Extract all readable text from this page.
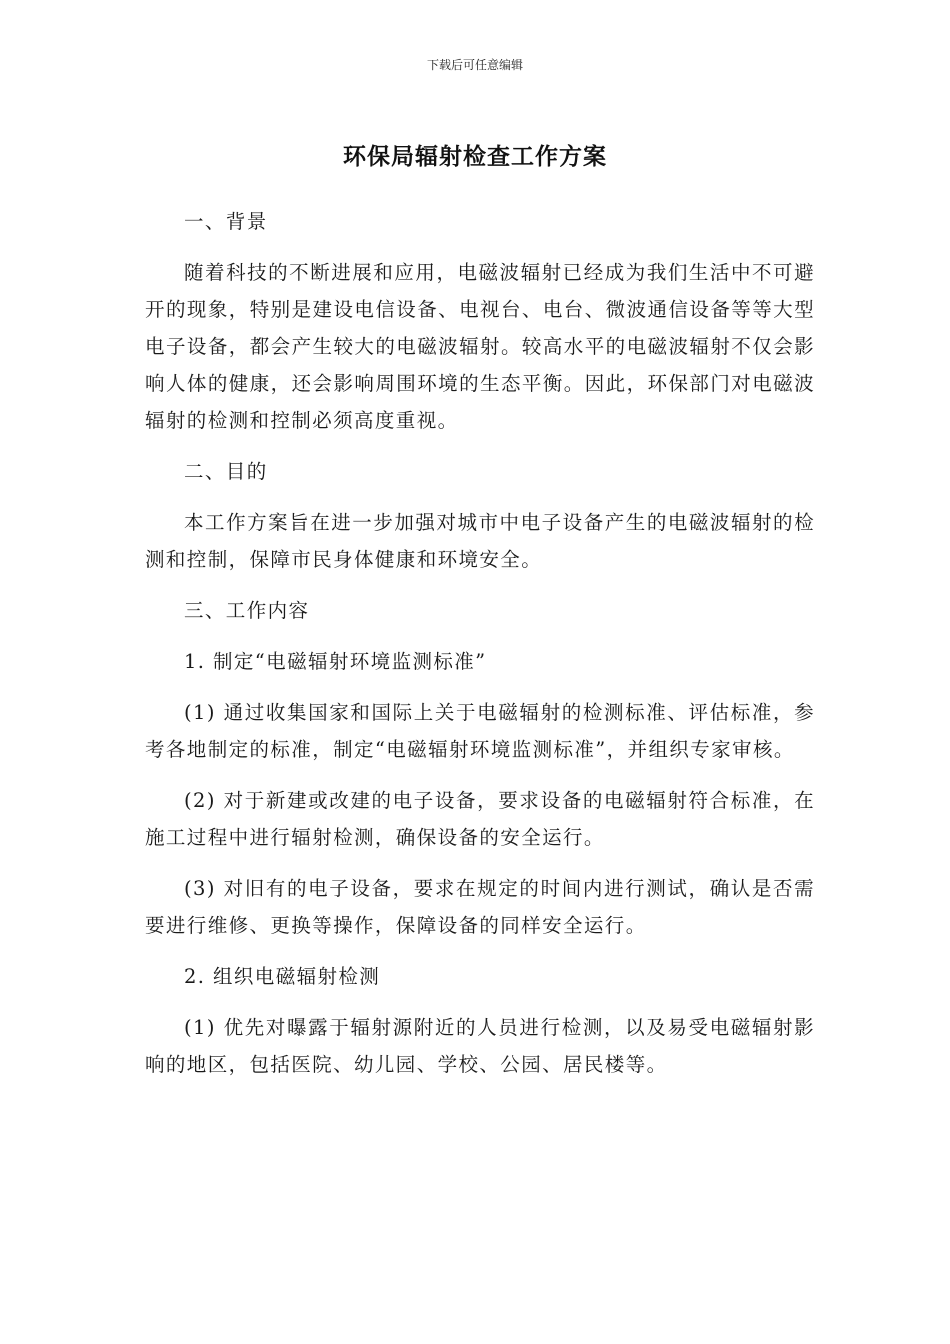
下载后可任意编辑
环保局辐射检查工作方案

一、背景

随着科技的不断进展和应用，电磁波辐射已经成为我们生活中不可避开的现象，特别是建设电信设备、电视台、电台、微波通信设备等等大型电子设备，都会产生较大的电磁波辐射。较高水平的电磁波辐射不仅会影响人体的健康，还会影响周围环境的生态平衡。因此，环保部门对电磁波辐射的检测和控制必须高度重视。

二、目的

本工作方案旨在进一步加强对城市中电子设备产生的电磁波辐射的检测和控制，保障市民身体健康和环境安全。

三、工作内容

1. 制定“电磁辐射环境监测标准”

(1) 通过收集国家和国际上关于电磁辐射的检测标准、评估标准，参考各地制定的标准，制定“电磁辐射环境监测标准”，并组织专家审核。

(2) 对于新建或改建的电子设备，要求设备的电磁辐射符合标准，在施工过程中进行辐射检测，确保设备的安全运行。

(3) 对旧有的电子设备，要求在规定的时间内进行测试，确认是否需要进行维修、更换等操作，保障设备的同样安全运行。

2. 组织电磁辐射检测

(1) 优先对曝露于辐射源附近的人员进行检测，以及易受电磁辐射影响的地区，包括医院、幼儿园、学校、公园、居民楼等。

YOUR INSTRUCTIONS: Every line above should be returned exactly; the pictures stay out.

RESULT BELOW:
Extract all readable text from this page.
下载后可任意编辑
环保局辐射检查工作方案

一、背景

随着科技的不断进展和应用，电磁波辐射已经成为我们生活中不可避开的现象，特别是建设电信设备、电视台、电台、微波通信设备等等大型电子设备，都会产生较大的电磁波辐射。较高水平的电磁波辐射不仅会影响人体的健康，还会影响周围环境的生态平衡。因此，环保部门对电磁波辐射的检测和控制必须高度重视。

二、目的

本工作方案旨在进一步加强对城市中电子设备产生的电磁波辐射的检测和控制，保障市民身体健康和环境安全。

三、工作内容

1. 制定“电磁辐射环境监测标准”

(1) 通过收集国家和国际上关于电磁辐射的检测标准、评估标准，参考各地制定的标准，制定“电磁辐射环境监测标准”，并组织专家审核。

(2) 对于新建或改建的电子设备，要求设备的电磁辐射符合标准，在施工过程中进行辐射检测，确保设备的安全运行。

(3) 对旧有的电子设备，要求在规定的时间内进行测试，确认是否需要进行维修、更换等操作，保障设备的同样安全运行。

2. 组织电磁辐射检测

(1) 优先对曝露于辐射源附近的人员进行检测，以及易受电磁辐射影响的地区，包括医院、幼儿园、学校、公园、居民楼等。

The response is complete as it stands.